* **THE PROBLEM**
Reproduce the listing exactly, with no pictures in your copy.

* **PROVIDED RECORDS**
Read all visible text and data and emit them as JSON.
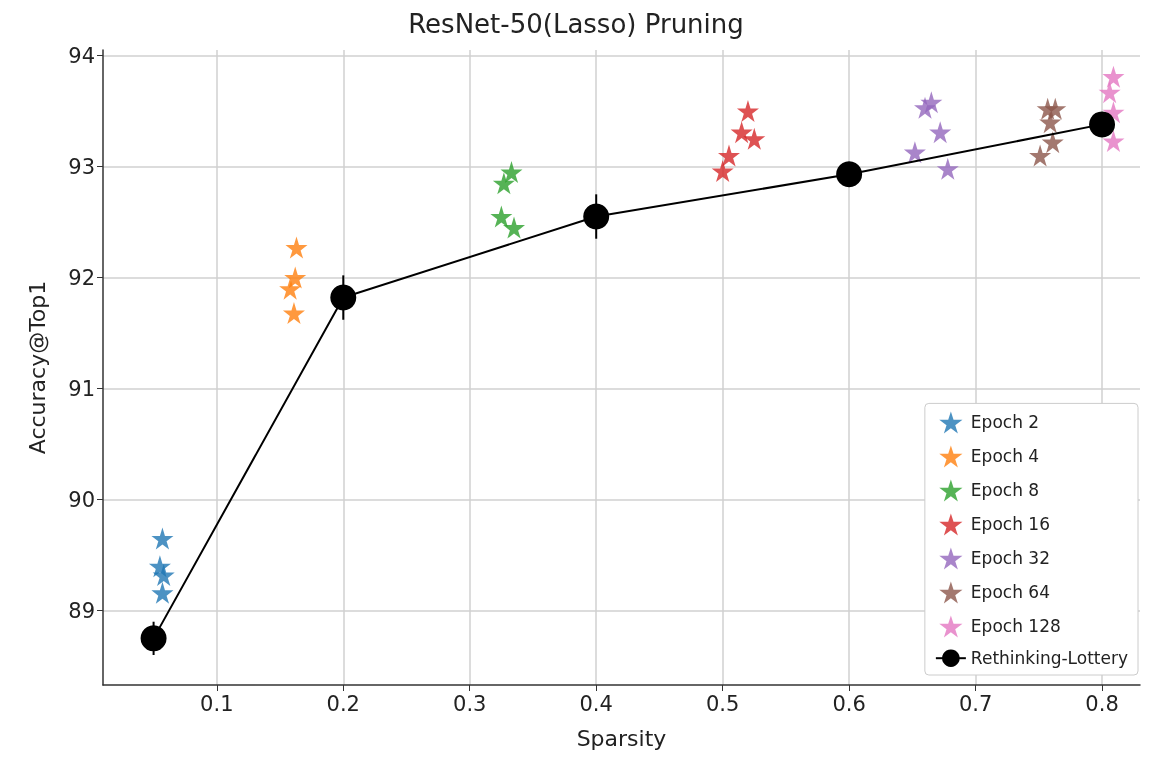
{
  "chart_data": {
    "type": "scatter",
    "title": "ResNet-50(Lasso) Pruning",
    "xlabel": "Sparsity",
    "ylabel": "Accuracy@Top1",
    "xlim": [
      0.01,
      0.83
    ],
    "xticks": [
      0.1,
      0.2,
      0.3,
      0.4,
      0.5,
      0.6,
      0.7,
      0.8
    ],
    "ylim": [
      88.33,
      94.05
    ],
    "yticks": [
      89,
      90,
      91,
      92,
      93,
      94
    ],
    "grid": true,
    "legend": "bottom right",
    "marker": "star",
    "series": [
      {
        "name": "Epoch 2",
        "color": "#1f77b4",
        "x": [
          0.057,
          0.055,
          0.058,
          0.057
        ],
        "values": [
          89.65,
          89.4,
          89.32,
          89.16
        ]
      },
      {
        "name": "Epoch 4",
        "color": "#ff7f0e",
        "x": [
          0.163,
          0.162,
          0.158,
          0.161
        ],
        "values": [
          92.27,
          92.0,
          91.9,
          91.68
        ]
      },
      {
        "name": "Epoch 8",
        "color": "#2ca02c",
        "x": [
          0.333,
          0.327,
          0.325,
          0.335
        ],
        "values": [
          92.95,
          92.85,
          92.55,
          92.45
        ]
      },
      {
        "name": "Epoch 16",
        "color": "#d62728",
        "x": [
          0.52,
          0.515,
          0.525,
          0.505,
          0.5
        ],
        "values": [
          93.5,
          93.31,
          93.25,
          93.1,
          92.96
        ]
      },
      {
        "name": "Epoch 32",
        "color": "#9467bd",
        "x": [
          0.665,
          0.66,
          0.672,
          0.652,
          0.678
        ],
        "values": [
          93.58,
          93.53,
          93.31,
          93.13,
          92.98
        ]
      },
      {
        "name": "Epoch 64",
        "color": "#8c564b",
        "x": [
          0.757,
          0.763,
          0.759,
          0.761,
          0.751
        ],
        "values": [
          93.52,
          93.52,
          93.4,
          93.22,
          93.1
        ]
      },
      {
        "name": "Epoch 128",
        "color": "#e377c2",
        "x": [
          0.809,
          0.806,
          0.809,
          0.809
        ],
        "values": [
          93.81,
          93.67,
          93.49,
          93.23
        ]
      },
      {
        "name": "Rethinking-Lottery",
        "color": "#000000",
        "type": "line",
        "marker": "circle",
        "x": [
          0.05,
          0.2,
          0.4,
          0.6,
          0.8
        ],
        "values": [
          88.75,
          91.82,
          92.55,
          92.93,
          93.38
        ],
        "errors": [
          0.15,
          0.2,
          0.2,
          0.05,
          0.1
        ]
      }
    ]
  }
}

* **EXERCISE SOLUTION**
Read all visible text and data and emit them as JSON.
{
  "chart_data": {
    "type": "scatter",
    "title": "ResNet-50(Lasso) Pruning",
    "xlabel": "Sparsity",
    "ylabel": "Accuracy@Top1",
    "xlim": [
      0.01,
      0.83
    ],
    "xticks": [
      0.1,
      0.2,
      0.3,
      0.4,
      0.5,
      0.6,
      0.7,
      0.8
    ],
    "ylim": [
      88.33,
      94.05
    ],
    "yticks": [
      89,
      90,
      91,
      92,
      93,
      94
    ],
    "grid": true,
    "legend": "bottom right",
    "marker": "star",
    "series": [
      {
        "name": "Epoch 2",
        "color": "#1f77b4",
        "x": [
          0.057,
          0.055,
          0.058,
          0.057
        ],
        "values": [
          89.65,
          89.4,
          89.32,
          89.16
        ]
      },
      {
        "name": "Epoch 4",
        "color": "#ff7f0e",
        "x": [
          0.163,
          0.162,
          0.158,
          0.161
        ],
        "values": [
          92.27,
          92.0,
          91.9,
          91.68
        ]
      },
      {
        "name": "Epoch 8",
        "color": "#2ca02c",
        "x": [
          0.333,
          0.327,
          0.325,
          0.335
        ],
        "values": [
          92.95,
          92.85,
          92.55,
          92.45
        ]
      },
      {
        "name": "Epoch 16",
        "color": "#d62728",
        "x": [
          0.52,
          0.515,
          0.525,
          0.505,
          0.5
        ],
        "values": [
          93.5,
          93.31,
          93.25,
          93.1,
          92.96
        ]
      },
      {
        "name": "Epoch 32",
        "color": "#9467bd",
        "x": [
          0.665,
          0.66,
          0.672,
          0.652,
          0.678
        ],
        "values": [
          93.58,
          93.53,
          93.31,
          93.13,
          92.98
        ]
      },
      {
        "name": "Epoch 64",
        "color": "#8c564b",
        "x": [
          0.757,
          0.763,
          0.759,
          0.761,
          0.751
        ],
        "values": [
          93.52,
          93.52,
          93.4,
          93.22,
          93.1
        ]
      },
      {
        "name": "Epoch 128",
        "color": "#e377c2",
        "x": [
          0.809,
          0.806,
          0.809,
          0.809
        ],
        "values": [
          93.81,
          93.67,
          93.49,
          93.23
        ]
      },
      {
        "name": "Rethinking-Lottery",
        "color": "#000000",
        "type": "line",
        "marker": "circle",
        "x": [
          0.05,
          0.2,
          0.4,
          0.6,
          0.8
        ],
        "values": [
          88.75,
          91.82,
          92.55,
          92.93,
          93.38
        ],
        "errors": [
          0.15,
          0.2,
          0.2,
          0.05,
          0.1
        ]
      }
    ]
  }
}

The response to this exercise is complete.